Start of DATASET RECORDS

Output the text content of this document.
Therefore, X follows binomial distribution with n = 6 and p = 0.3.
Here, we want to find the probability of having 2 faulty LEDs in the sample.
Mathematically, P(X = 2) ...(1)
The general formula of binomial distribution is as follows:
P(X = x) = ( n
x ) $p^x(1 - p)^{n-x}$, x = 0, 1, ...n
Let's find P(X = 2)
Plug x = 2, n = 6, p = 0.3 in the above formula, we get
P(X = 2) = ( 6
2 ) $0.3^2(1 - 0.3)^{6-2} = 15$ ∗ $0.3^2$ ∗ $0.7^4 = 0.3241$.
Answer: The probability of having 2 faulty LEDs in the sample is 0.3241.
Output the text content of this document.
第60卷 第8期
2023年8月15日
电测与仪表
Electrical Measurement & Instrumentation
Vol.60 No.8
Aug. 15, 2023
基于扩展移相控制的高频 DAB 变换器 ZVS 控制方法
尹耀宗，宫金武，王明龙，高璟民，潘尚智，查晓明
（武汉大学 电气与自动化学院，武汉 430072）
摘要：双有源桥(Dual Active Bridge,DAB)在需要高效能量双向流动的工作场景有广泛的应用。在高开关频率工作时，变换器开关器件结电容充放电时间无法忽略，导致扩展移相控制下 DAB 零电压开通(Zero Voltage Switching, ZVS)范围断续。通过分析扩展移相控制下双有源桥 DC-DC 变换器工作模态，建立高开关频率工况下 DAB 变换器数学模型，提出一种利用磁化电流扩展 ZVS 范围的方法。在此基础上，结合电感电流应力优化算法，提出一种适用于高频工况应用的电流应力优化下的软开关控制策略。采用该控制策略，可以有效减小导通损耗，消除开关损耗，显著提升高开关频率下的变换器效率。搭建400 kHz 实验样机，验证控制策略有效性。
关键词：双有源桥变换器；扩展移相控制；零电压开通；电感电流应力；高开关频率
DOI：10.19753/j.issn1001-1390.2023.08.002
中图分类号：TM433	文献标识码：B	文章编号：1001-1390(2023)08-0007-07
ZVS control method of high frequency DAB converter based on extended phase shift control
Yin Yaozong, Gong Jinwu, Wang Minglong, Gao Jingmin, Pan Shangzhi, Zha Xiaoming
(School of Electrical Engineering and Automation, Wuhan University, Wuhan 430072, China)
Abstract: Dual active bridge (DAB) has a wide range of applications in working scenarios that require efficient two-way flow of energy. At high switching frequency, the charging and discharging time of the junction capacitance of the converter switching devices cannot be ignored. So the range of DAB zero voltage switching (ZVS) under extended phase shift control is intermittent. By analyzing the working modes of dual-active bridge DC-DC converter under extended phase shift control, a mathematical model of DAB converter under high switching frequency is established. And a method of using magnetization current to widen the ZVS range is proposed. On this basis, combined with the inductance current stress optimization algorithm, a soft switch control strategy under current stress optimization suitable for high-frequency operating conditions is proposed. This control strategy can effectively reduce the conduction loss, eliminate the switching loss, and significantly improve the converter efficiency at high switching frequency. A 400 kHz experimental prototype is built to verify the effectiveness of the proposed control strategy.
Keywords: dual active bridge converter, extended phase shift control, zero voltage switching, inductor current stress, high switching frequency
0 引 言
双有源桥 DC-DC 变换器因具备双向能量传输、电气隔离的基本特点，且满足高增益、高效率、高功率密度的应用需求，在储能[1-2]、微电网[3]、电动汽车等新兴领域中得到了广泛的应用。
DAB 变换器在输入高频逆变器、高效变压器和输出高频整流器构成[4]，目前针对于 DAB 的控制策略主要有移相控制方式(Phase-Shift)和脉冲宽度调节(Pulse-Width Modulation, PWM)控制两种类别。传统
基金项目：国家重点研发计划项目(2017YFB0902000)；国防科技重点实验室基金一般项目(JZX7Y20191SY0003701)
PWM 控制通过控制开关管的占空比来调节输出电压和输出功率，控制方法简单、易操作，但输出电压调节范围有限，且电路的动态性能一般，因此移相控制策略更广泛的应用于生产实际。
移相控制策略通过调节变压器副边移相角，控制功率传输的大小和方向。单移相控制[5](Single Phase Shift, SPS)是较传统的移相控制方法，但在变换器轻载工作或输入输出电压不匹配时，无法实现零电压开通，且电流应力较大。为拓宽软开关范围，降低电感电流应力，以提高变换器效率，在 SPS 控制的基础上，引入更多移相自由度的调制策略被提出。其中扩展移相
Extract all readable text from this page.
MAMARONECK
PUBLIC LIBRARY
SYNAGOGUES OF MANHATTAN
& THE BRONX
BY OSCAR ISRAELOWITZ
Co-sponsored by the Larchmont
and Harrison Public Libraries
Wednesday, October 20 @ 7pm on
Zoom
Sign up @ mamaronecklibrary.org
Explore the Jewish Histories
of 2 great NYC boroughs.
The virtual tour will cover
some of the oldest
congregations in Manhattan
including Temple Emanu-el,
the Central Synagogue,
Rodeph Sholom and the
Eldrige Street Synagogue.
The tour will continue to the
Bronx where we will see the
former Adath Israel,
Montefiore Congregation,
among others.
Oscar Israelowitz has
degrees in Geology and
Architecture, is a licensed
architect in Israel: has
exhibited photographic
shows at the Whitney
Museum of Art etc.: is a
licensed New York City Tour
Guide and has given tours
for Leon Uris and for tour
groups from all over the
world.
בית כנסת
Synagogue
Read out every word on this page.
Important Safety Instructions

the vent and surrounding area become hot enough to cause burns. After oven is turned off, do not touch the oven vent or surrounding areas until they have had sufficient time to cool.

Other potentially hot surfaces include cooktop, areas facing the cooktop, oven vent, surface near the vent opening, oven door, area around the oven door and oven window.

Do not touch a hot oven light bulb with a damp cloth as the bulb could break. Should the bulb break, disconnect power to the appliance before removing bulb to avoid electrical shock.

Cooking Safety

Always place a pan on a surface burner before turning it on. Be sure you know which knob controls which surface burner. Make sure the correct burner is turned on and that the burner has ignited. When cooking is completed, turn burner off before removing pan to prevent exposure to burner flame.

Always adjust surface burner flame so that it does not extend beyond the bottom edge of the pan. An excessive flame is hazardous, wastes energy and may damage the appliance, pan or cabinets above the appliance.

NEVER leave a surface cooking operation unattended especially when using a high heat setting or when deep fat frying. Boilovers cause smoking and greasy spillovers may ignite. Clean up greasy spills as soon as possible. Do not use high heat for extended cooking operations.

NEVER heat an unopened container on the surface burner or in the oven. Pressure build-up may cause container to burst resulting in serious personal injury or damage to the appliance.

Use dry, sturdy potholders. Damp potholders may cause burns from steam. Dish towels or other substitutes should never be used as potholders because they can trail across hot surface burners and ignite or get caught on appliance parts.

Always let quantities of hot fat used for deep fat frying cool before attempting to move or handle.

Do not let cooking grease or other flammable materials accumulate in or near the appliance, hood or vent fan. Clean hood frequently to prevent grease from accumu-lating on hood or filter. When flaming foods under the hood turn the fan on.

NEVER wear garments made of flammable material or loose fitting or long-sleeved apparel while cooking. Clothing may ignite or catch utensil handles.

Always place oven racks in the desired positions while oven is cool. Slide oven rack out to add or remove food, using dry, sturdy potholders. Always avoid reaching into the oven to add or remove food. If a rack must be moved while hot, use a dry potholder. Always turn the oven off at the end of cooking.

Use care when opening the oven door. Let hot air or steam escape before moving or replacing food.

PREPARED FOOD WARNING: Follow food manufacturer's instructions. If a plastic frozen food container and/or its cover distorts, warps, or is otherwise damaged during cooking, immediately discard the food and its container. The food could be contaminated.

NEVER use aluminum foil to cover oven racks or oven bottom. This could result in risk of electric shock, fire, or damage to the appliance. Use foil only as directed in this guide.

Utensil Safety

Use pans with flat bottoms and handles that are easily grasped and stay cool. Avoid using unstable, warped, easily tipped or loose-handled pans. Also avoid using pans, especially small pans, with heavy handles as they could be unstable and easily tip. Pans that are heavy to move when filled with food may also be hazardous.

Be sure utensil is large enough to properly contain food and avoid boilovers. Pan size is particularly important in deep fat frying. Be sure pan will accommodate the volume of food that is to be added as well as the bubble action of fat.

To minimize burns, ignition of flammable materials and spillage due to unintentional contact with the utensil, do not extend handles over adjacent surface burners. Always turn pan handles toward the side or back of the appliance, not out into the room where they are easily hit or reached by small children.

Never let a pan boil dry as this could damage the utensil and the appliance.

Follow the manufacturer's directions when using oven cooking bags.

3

End of DATASET RECORDS

### AIM OF THE EXERCISE
In the records above, collect each line with "binomial".

### TASK ANSWER
Therefore, X follows binomial distribution with n = 6 and p = 0.3.
The general formula of binomial distribution is as follows:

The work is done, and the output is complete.